Problem to work on:
Transcribe all the entries word for word, skipping the pictures.

Records for the task:
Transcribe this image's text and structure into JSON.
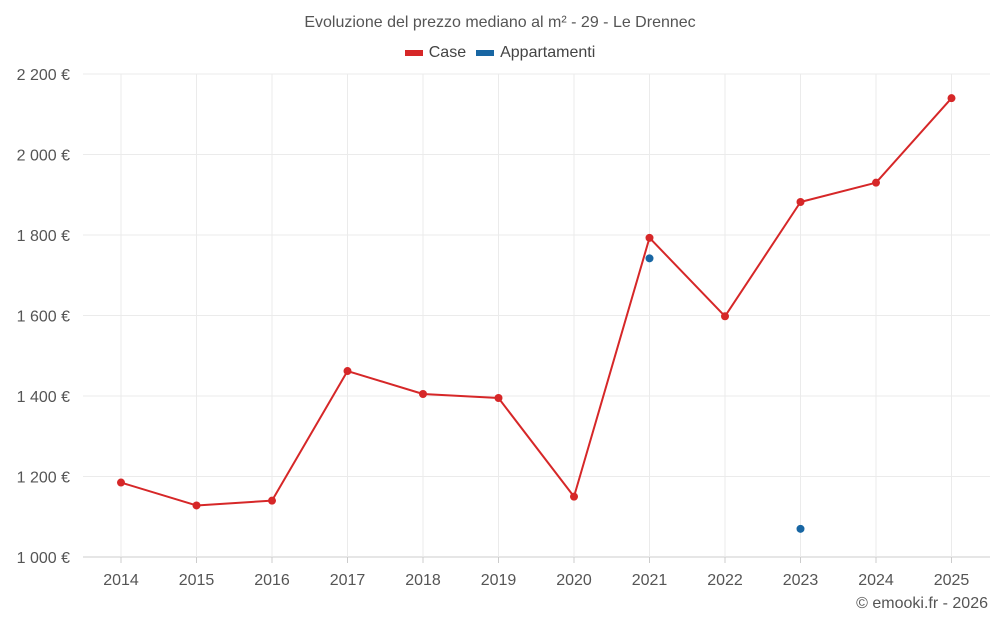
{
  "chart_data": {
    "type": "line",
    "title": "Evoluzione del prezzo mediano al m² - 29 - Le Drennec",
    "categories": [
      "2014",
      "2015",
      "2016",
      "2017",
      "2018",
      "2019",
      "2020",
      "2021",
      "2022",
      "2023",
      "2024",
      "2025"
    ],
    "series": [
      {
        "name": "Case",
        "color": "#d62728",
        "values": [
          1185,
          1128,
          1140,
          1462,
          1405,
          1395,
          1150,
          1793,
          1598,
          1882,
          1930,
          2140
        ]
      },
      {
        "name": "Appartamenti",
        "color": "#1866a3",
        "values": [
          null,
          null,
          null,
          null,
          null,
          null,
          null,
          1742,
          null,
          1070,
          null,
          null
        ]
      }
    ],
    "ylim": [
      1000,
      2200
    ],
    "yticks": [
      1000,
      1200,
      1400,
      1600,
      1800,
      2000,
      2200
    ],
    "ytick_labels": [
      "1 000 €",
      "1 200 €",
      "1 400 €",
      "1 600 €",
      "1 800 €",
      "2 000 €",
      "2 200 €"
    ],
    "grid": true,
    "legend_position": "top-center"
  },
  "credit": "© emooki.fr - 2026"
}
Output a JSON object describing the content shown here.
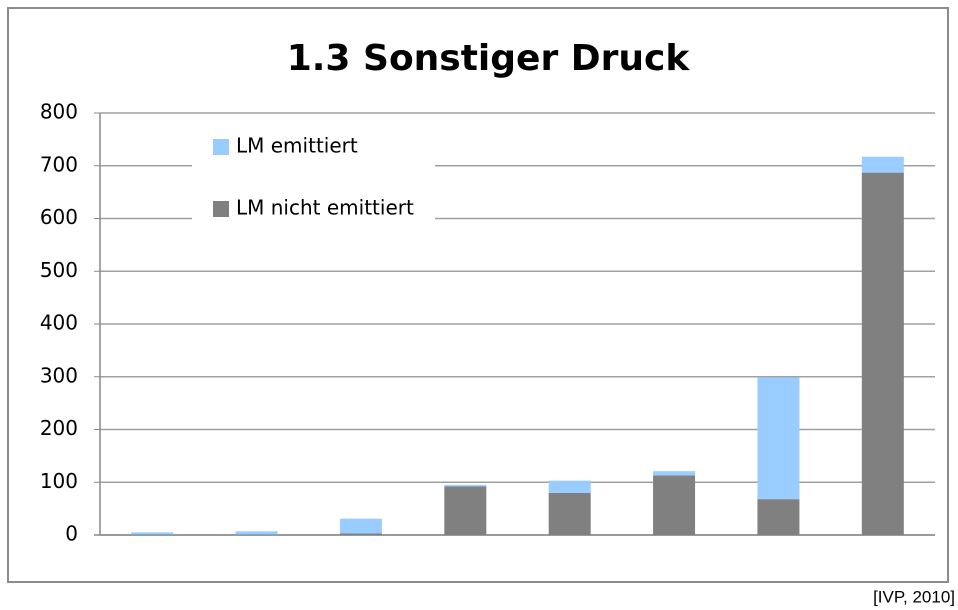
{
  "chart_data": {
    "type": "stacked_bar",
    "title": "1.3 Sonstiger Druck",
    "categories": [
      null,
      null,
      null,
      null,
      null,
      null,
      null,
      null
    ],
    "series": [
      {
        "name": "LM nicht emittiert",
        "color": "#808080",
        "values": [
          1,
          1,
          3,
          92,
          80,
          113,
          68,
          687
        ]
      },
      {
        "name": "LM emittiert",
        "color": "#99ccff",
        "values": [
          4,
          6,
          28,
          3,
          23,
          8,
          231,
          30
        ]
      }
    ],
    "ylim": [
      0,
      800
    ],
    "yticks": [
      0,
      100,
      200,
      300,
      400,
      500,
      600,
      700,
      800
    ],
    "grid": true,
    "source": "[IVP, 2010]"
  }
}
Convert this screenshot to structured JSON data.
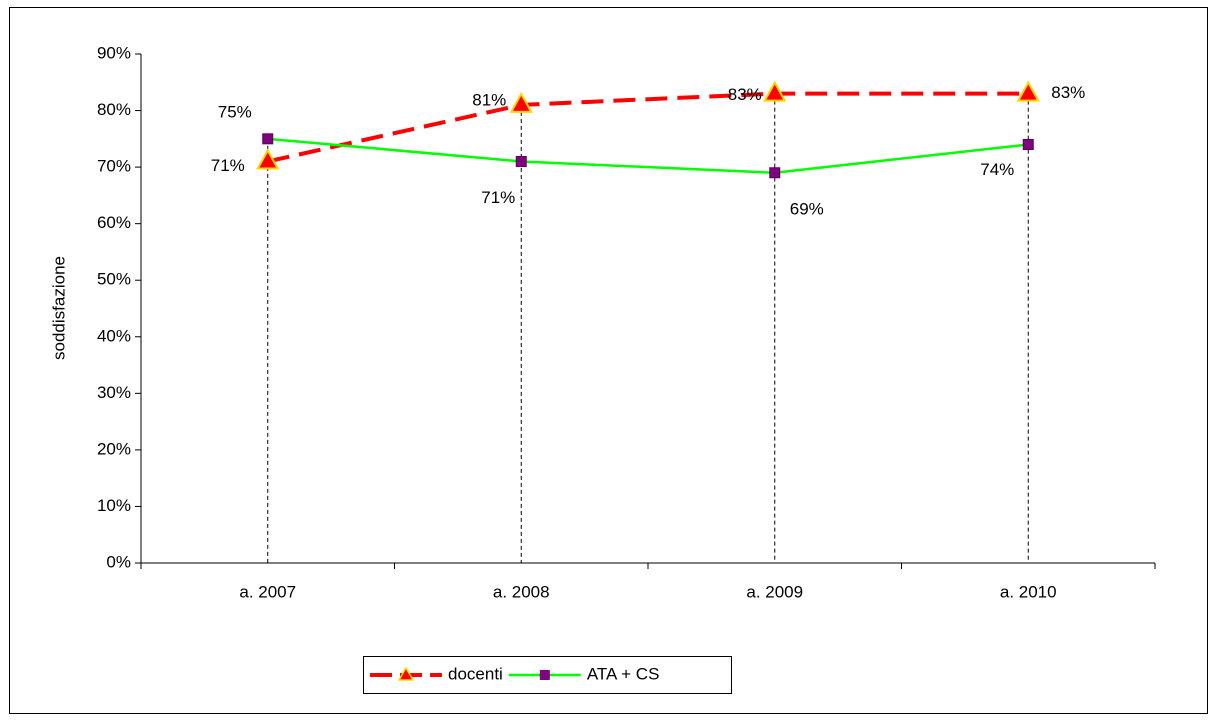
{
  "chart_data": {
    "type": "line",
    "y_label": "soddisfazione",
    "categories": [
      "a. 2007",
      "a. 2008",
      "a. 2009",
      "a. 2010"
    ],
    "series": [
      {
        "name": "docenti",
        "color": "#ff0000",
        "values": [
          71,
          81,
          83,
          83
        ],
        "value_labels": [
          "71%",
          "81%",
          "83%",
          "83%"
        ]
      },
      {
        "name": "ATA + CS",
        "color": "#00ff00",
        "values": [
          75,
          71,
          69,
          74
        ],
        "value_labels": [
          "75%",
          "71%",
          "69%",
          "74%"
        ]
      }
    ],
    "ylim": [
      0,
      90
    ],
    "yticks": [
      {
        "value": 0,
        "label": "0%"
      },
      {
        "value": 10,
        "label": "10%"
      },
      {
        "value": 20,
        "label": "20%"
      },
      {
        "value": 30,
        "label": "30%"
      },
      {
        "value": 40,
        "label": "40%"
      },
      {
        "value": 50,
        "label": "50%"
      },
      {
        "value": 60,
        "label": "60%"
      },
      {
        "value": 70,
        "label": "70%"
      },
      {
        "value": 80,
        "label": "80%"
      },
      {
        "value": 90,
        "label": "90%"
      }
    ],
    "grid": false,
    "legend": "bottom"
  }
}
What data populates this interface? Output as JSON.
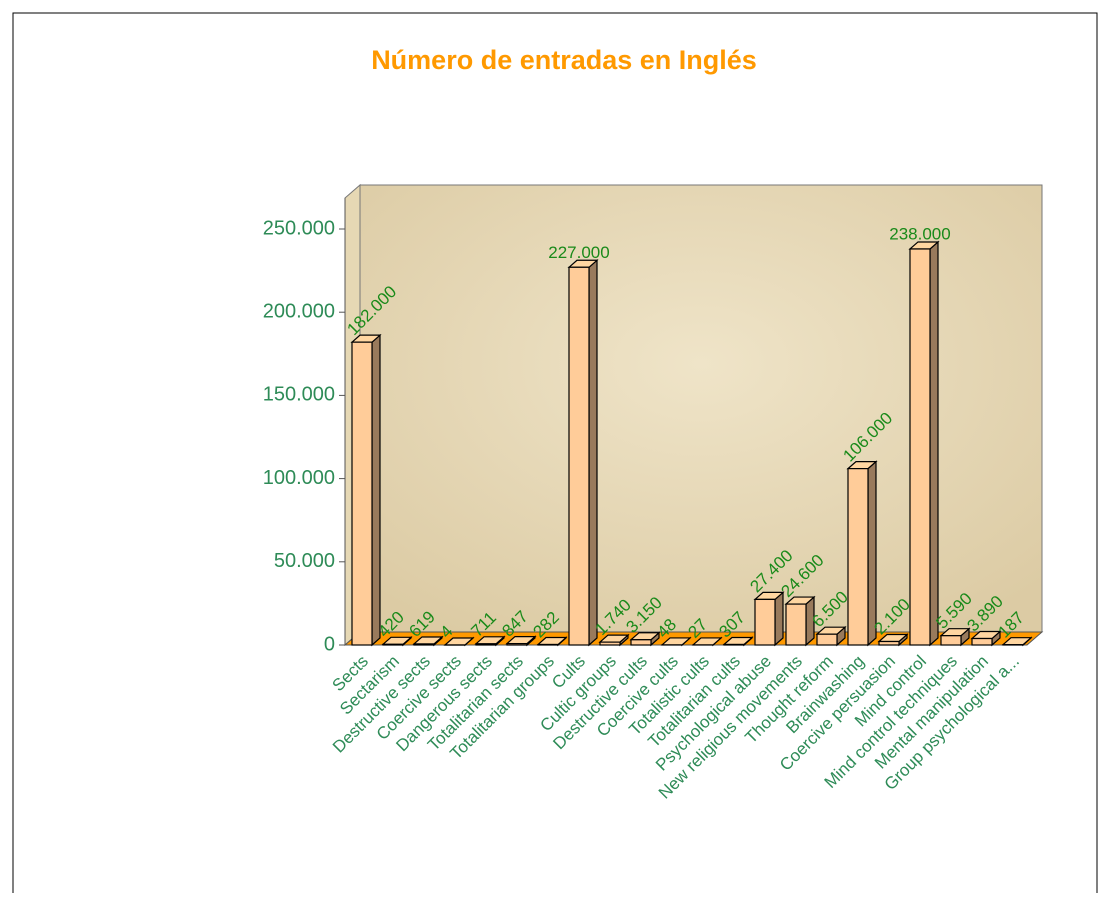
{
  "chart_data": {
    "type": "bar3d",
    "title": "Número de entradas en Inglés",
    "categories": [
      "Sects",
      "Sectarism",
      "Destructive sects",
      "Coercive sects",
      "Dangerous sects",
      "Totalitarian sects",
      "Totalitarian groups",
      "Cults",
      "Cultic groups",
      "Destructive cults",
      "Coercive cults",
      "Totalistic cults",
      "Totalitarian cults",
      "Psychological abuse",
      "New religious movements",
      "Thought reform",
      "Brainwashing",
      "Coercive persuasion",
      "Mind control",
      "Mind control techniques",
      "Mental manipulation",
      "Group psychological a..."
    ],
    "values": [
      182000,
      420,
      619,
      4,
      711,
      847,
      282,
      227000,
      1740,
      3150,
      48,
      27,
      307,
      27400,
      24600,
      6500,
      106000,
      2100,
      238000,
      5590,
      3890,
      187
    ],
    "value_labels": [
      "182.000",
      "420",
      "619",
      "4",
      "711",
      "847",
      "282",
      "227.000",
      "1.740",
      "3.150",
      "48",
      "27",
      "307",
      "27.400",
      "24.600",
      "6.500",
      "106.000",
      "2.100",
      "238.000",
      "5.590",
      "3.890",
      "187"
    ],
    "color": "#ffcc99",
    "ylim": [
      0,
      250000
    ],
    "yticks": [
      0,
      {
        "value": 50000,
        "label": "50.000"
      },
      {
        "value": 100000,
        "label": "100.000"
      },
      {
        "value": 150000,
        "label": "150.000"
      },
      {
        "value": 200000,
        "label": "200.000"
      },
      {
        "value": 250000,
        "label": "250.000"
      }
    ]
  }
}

Answer for this exercise:
Transcribe this image's text and structure into JSON.
{
  "chart_data": {
    "type": "line",
    "title": "Evoluzione del prezzo mediano al m² - 29 - Le Drennec",
    "categories": [
      "2014",
      "2015",
      "2016",
      "2017",
      "2018",
      "2019",
      "2020",
      "2021",
      "2022",
      "2023",
      "2024",
      "2025"
    ],
    "series": [
      {
        "name": "Case",
        "color": "#d62728",
        "values": [
          1185,
          1128,
          1140,
          1462,
          1405,
          1395,
          1150,
          1793,
          1598,
          1882,
          1930,
          2140
        ]
      },
      {
        "name": "Appartamenti",
        "color": "#1866a3",
        "values": [
          null,
          null,
          null,
          null,
          null,
          null,
          null,
          1742,
          null,
          1070,
          null,
          null
        ]
      }
    ],
    "ylim": [
      1000,
      2200
    ],
    "yticks": [
      1000,
      1200,
      1400,
      1600,
      1800,
      2000,
      2200
    ],
    "ytick_labels": [
      "1 000 €",
      "1 200 €",
      "1 400 €",
      "1 600 €",
      "1 800 €",
      "2 000 €",
      "2 200 €"
    ],
    "grid": true,
    "legend_position": "top-center"
  },
  "credit": "© emooki.fr - 2026"
}
Output a JSON object describing the content shown here.
{
  "chart_data": {
    "type": "stacked_bar",
    "title": "1.3 Sonstiger Druck",
    "categories": [
      null,
      null,
      null,
      null,
      null,
      null,
      null,
      null
    ],
    "series": [
      {
        "name": "LM nicht emittiert",
        "color": "#808080",
        "values": [
          1,
          1,
          3,
          92,
          80,
          113,
          68,
          687
        ]
      },
      {
        "name": "LM emittiert",
        "color": "#99ccff",
        "values": [
          4,
          6,
          28,
          3,
          23,
          8,
          231,
          30
        ]
      }
    ],
    "ylim": [
      0,
      800
    ],
    "yticks": [
      0,
      100,
      200,
      300,
      400,
      500,
      600,
      700,
      800
    ],
    "grid": true,
    "source": "[IVP, 2010]"
  }
}
Convert this screenshot to structured JSON data.
{
  "chart_data": {
    "type": "line",
    "y_label": "soddisfazione",
    "categories": [
      "a. 2007",
      "a. 2008",
      "a. 2009",
      "a. 2010"
    ],
    "series": [
      {
        "name": "docenti",
        "color": "#ff0000",
        "values": [
          71,
          81,
          83,
          83
        ],
        "value_labels": [
          "71%",
          "81%",
          "83%",
          "83%"
        ]
      },
      {
        "name": "ATA + CS",
        "color": "#00ff00",
        "values": [
          75,
          71,
          69,
          74
        ],
        "value_labels": [
          "75%",
          "71%",
          "69%",
          "74%"
        ]
      }
    ],
    "ylim": [
      0,
      90
    ],
    "yticks": [
      {
        "value": 0,
        "label": "0%"
      },
      {
        "value": 10,
        "label": "10%"
      },
      {
        "value": 20,
        "label": "20%"
      },
      {
        "value": 30,
        "label": "30%"
      },
      {
        "value": 40,
        "label": "40%"
      },
      {
        "value": 50,
        "label": "50%"
      },
      {
        "value": 60,
        "label": "60%"
      },
      {
        "value": 70,
        "label": "70%"
      },
      {
        "value": 80,
        "label": "80%"
      },
      {
        "value": 90,
        "label": "90%"
      }
    ],
    "grid": false,
    "legend": "bottom"
  }
}
What data populates this interface? Output as JSON.
{
  "chart_data": {
    "type": "bar3d",
    "title": "Número de entradas en Inglés",
    "categories": [
      "Sects",
      "Sectarism",
      "Destructive sects",
      "Coercive sects",
      "Dangerous sects",
      "Totalitarian sects",
      "Totalitarian groups",
      "Cults",
      "Cultic groups",
      "Destructive cults",
      "Coercive cults",
      "Totalistic cults",
      "Totalitarian cults",
      "Psychological abuse",
      "New religious movements",
      "Thought reform",
      "Brainwashing",
      "Coercive persuasion",
      "Mind control",
      "Mind control techniques",
      "Mental manipulation",
      "Group psychological a..."
    ],
    "values": [
      182000,
      420,
      619,
      4,
      711,
      847,
      282,
      227000,
      1740,
      3150,
      48,
      27,
      307,
      27400,
      24600,
      6500,
      106000,
      2100,
      238000,
      5590,
      3890,
      187
    ],
    "value_labels": [
      "182.000",
      "420",
      "619",
      "4",
      "711",
      "847",
      "282",
      "227.000",
      "1.740",
      "3.150",
      "48",
      "27",
      "307",
      "27.400",
      "24.600",
      "6.500",
      "106.000",
      "2.100",
      "238.000",
      "5.590",
      "3.890",
      "187"
    ],
    "color": "#ffcc99",
    "ylim": [
      0,
      250000
    ],
    "yticks": [
      0,
      {
        "value": 50000,
        "label": "50.000"
      },
      {
        "value": 100000,
        "label": "100.000"
      },
      {
        "value": 150000,
        "label": "150.000"
      },
      {
        "value": 200000,
        "label": "200.000"
      },
      {
        "value": 250000,
        "label": "250.000"
      }
    ]
  }
}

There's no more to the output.